What to produce: Skip the pictures. Copy all the rest of the records down exactly.

Data for this task:

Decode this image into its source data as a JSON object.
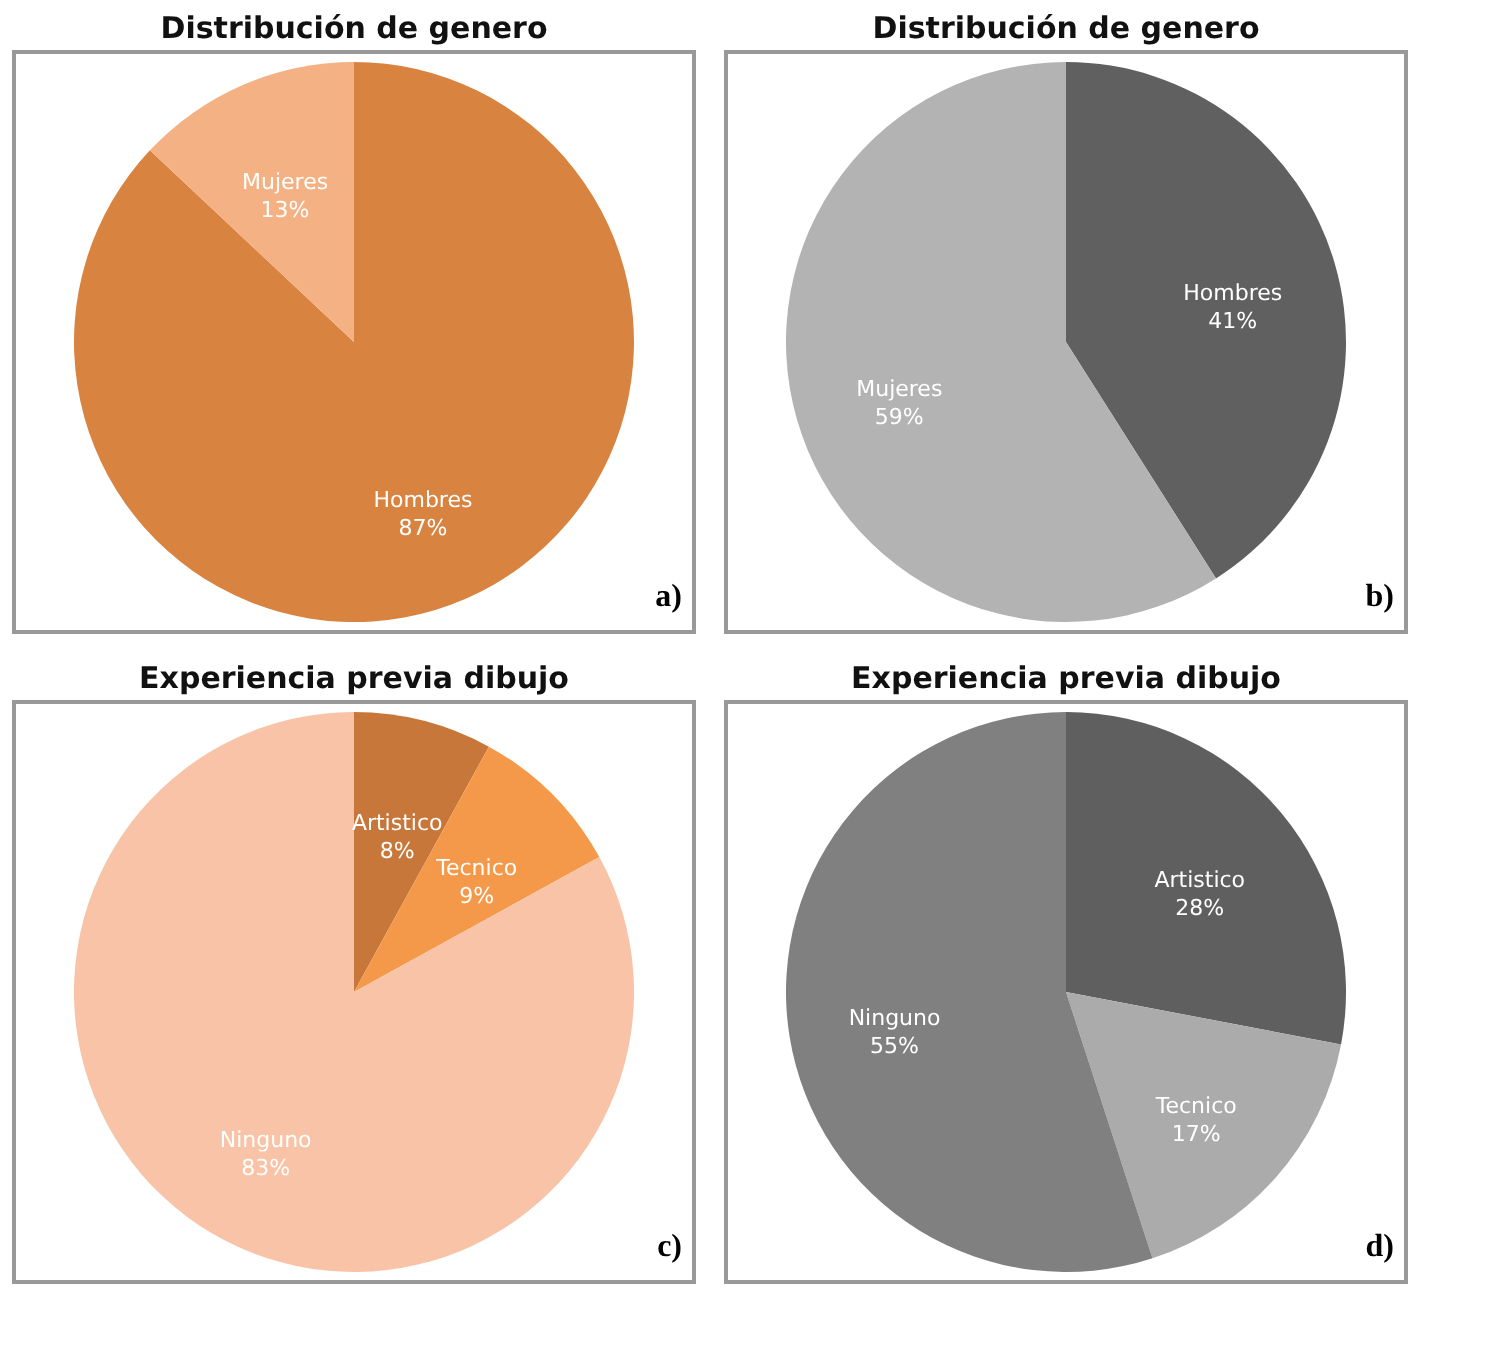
{
  "chart_data": [
    {
      "type": "pie",
      "title": "Distribución de genero",
      "categories": [
        "Hombres",
        "Mujeres"
      ],
      "values": [
        87,
        13
      ],
      "value_labels": [
        "87%",
        "13%"
      ],
      "colors": [
        "#d98340",
        "#f4b183"
      ],
      "annotations": [
        "a)"
      ]
    },
    {
      "type": "pie",
      "title": "Distribución de genero",
      "categories": [
        "Hombres",
        "Mujeres"
      ],
      "values": [
        41,
        59
      ],
      "value_labels": [
        "41%",
        "59%"
      ],
      "colors": [
        "#606060",
        "#b3b3b3"
      ],
      "annotations": [
        "b)"
      ]
    },
    {
      "type": "pie",
      "title": "Experiencia previa dibujo",
      "categories": [
        "Artistico",
        "Tecnico",
        "Ninguno"
      ],
      "values": [
        8,
        9,
        83
      ],
      "value_labels": [
        "8%",
        "9%",
        "83%"
      ],
      "colors": [
        "#c8773a",
        "#f4994a",
        "#f8c3a6"
      ],
      "annotations": [
        "c)"
      ]
    },
    {
      "type": "pie",
      "title": "Experiencia previa dibujo",
      "categories": [
        "Artistico",
        "Tecnico",
        "Ninguno"
      ],
      "values": [
        28,
        17,
        55
      ],
      "value_labels": [
        "28%",
        "17%",
        "55%"
      ],
      "colors": [
        "#5f5f5f",
        "#ababab",
        "#808080"
      ],
      "annotations": [
        "d)"
      ]
    }
  ]
}
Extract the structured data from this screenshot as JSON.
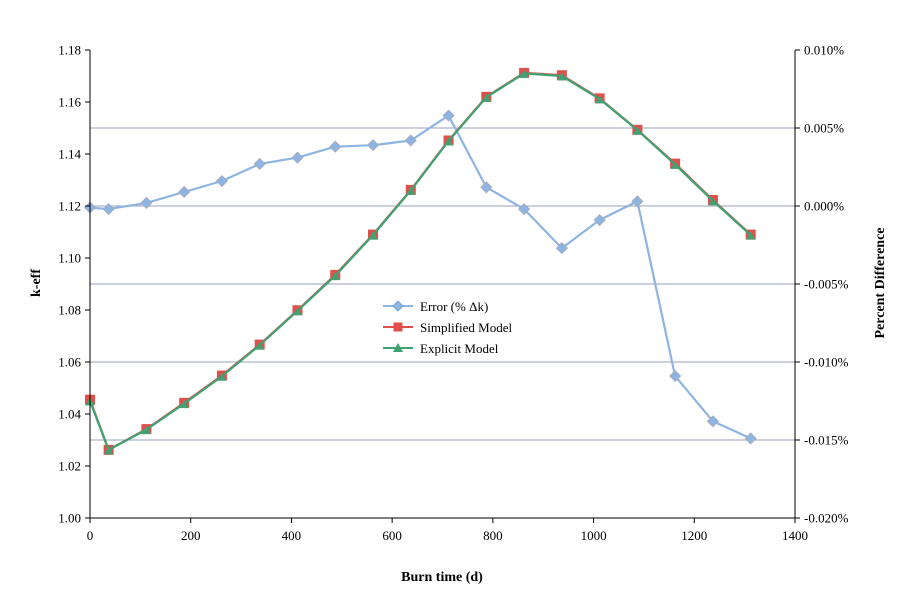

Completed exercise:
Decode this image into its source data as a JSON object.
{
  "chart_data": [
    {
      "type": "pie",
      "title": "Distribución de genero",
      "categories": [
        "Hombres",
        "Mujeres"
      ],
      "values": [
        87,
        13
      ],
      "value_labels": [
        "87%",
        "13%"
      ],
      "colors": [
        "#d98340",
        "#f4b183"
      ],
      "annotations": [
        "a)"
      ]
    },
    {
      "type": "pie",
      "title": "Distribución de genero",
      "categories": [
        "Hombres",
        "Mujeres"
      ],
      "values": [
        41,
        59
      ],
      "value_labels": [
        "41%",
        "59%"
      ],
      "colors": [
        "#606060",
        "#b3b3b3"
      ],
      "annotations": [
        "b)"
      ]
    },
    {
      "type": "pie",
      "title": "Experiencia previa dibujo",
      "categories": [
        "Artistico",
        "Tecnico",
        "Ninguno"
      ],
      "values": [
        8,
        9,
        83
      ],
      "value_labels": [
        "8%",
        "9%",
        "83%"
      ],
      "colors": [
        "#c8773a",
        "#f4994a",
        "#f8c3a6"
      ],
      "annotations": [
        "c)"
      ]
    },
    {
      "type": "pie",
      "title": "Experiencia previa dibujo",
      "categories": [
        "Artistico",
        "Tecnico",
        "Ninguno"
      ],
      "values": [
        28,
        17,
        55
      ],
      "value_labels": [
        "28%",
        "17%",
        "55%"
      ],
      "colors": [
        "#5f5f5f",
        "#ababab",
        "#808080"
      ],
      "annotations": [
        "d)"
      ]
    }
  ]
}
Extract the structured data from this screenshot as JSON.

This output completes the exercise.